# ASSIGNMENT:
How many lines in the records below contain the word "minimize"? State that number and nothing more.

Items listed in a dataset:
________

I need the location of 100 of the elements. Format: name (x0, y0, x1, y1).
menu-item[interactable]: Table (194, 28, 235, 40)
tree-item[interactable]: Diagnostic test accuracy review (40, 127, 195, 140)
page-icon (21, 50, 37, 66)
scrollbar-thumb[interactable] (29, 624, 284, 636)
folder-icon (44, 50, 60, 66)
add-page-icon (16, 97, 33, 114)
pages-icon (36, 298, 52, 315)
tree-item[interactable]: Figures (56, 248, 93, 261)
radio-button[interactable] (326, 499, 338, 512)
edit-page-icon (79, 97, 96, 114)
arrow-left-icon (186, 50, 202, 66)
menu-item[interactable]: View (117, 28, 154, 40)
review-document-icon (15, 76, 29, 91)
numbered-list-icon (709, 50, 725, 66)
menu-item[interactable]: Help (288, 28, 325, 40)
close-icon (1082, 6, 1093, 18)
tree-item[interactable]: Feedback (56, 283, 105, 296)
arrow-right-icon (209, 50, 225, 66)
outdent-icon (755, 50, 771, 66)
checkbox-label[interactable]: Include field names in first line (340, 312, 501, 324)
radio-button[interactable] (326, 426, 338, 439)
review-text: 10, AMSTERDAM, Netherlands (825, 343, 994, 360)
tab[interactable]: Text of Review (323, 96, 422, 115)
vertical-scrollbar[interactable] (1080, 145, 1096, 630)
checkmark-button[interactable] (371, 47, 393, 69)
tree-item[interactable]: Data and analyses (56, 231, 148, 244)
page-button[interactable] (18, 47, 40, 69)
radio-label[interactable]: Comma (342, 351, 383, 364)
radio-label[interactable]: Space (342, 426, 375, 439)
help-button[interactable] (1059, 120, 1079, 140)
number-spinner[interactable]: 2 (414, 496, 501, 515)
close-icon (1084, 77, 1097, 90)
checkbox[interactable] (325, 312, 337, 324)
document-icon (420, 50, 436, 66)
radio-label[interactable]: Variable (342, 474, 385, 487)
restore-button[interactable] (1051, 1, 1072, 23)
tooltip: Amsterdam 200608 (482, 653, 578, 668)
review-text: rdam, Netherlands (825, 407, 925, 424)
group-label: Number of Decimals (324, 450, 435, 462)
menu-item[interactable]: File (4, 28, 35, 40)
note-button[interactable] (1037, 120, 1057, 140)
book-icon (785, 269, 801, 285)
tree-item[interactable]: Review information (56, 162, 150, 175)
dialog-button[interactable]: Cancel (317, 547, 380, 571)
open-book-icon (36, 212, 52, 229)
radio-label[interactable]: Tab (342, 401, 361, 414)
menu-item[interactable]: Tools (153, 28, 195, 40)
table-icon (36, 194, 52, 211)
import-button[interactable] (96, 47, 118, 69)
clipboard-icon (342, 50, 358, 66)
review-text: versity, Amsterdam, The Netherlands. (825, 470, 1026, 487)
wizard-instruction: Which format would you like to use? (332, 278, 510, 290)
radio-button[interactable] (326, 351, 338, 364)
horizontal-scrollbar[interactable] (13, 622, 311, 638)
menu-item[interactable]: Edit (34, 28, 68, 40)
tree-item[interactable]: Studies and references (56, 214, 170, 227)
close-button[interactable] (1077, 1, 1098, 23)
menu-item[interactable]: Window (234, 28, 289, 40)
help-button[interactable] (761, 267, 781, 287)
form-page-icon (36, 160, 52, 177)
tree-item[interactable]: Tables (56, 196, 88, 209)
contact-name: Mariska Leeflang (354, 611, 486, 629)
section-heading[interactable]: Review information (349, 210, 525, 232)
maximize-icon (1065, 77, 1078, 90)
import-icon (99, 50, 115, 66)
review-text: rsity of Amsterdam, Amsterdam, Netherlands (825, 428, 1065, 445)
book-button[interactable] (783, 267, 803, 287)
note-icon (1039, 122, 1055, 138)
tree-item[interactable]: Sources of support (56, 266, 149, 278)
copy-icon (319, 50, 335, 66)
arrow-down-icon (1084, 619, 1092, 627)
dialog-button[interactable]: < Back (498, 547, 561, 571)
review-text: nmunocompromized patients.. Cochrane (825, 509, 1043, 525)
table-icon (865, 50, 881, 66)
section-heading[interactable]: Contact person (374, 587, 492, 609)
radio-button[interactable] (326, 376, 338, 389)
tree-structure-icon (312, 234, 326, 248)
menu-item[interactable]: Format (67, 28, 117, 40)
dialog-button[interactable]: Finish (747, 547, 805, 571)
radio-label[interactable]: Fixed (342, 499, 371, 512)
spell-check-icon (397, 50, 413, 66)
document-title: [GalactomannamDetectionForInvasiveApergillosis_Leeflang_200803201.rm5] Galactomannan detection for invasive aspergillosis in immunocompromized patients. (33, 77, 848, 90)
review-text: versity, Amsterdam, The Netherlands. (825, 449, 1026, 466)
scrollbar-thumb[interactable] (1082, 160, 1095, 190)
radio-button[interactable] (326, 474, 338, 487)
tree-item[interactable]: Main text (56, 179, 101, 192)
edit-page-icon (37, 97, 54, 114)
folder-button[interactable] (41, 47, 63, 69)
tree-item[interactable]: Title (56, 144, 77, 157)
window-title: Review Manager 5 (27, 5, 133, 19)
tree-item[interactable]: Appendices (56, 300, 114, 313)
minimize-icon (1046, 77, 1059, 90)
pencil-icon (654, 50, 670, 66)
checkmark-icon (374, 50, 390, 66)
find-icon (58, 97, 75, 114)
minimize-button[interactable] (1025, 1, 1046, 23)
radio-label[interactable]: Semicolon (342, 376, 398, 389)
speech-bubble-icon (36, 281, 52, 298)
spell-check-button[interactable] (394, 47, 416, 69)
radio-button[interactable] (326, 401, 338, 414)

________

# PROBLEM SOLUTION:
2